>> BEGIN MATERIAL

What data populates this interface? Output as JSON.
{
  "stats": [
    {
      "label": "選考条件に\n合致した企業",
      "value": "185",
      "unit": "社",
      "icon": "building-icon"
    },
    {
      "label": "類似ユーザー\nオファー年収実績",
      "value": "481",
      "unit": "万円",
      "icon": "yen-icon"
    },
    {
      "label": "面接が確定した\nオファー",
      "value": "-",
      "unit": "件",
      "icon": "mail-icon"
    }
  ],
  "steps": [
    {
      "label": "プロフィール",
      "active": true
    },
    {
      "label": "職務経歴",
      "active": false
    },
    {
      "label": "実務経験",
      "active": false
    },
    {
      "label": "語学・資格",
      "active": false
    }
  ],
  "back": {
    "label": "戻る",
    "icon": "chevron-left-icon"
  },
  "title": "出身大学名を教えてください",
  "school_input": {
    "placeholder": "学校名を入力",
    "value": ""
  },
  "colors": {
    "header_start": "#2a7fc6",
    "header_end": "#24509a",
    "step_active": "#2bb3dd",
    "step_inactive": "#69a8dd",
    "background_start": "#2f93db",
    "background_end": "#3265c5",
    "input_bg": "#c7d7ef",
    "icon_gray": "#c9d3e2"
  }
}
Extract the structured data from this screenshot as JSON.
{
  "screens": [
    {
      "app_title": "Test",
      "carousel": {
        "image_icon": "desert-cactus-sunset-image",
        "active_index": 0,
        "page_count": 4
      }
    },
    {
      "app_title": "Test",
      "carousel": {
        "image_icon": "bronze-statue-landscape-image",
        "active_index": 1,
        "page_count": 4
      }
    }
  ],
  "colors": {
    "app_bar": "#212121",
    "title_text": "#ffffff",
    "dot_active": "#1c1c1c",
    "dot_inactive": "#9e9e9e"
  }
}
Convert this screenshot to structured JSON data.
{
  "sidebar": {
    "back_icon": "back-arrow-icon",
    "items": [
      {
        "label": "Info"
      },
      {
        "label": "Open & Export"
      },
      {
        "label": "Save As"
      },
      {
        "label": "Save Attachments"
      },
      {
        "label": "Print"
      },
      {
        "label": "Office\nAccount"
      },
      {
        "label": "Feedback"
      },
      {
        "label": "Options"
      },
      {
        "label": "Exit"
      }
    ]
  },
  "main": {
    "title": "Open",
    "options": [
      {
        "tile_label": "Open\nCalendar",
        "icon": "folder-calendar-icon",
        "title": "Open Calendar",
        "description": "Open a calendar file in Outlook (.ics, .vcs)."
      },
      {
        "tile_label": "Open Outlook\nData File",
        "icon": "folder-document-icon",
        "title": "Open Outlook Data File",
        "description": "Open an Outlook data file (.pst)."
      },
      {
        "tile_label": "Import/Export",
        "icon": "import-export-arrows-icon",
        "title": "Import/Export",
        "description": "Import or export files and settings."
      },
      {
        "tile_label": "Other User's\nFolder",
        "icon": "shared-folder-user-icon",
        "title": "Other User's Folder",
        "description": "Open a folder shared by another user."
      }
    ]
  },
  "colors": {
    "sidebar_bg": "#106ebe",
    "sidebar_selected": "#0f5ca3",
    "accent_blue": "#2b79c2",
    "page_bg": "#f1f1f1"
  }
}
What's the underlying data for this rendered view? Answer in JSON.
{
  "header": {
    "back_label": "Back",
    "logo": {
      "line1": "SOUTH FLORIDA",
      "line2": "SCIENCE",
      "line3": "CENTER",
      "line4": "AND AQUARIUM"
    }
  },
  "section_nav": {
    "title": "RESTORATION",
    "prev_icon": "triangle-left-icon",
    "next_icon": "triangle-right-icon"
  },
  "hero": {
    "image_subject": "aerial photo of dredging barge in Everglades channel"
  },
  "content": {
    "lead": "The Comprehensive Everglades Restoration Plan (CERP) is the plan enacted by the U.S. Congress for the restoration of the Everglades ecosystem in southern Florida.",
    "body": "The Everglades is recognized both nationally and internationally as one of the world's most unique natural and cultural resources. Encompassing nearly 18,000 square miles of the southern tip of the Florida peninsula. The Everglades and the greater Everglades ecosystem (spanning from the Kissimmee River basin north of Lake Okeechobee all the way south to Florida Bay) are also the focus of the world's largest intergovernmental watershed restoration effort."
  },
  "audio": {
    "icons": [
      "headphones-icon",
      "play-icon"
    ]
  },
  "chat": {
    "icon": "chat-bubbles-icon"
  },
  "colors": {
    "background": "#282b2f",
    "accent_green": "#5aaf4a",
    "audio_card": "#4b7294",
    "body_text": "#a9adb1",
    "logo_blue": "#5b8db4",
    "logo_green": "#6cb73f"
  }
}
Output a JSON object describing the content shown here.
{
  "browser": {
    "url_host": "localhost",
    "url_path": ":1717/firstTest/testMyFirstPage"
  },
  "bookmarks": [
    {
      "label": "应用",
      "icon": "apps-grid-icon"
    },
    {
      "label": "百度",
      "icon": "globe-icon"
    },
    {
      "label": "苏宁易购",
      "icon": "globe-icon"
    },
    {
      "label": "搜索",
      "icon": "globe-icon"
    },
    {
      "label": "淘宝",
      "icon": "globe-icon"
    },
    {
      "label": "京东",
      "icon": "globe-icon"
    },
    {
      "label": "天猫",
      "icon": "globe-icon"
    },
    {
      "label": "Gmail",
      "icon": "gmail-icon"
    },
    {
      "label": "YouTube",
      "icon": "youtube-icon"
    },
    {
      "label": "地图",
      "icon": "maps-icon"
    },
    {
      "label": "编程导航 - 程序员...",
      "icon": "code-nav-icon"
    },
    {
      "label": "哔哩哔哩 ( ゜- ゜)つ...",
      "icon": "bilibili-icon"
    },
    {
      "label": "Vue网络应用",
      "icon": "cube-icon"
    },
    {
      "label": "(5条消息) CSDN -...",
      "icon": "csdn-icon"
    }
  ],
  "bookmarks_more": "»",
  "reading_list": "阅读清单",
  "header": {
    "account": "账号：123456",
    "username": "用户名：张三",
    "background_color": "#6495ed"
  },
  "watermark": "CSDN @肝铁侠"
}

>> END MATERIAL

• **REQUEST**: Show every line where the string "Outlook" appears.

• **WRITTEN RESPONSE**:
        "description": "Open a calendar file in Outlook (.ics, .vcs)."
        "tile_label": "Open Outlook\nData File",
        "title": "Open Outlook Data File",
        "description": "Open an Outlook data file (.pst)."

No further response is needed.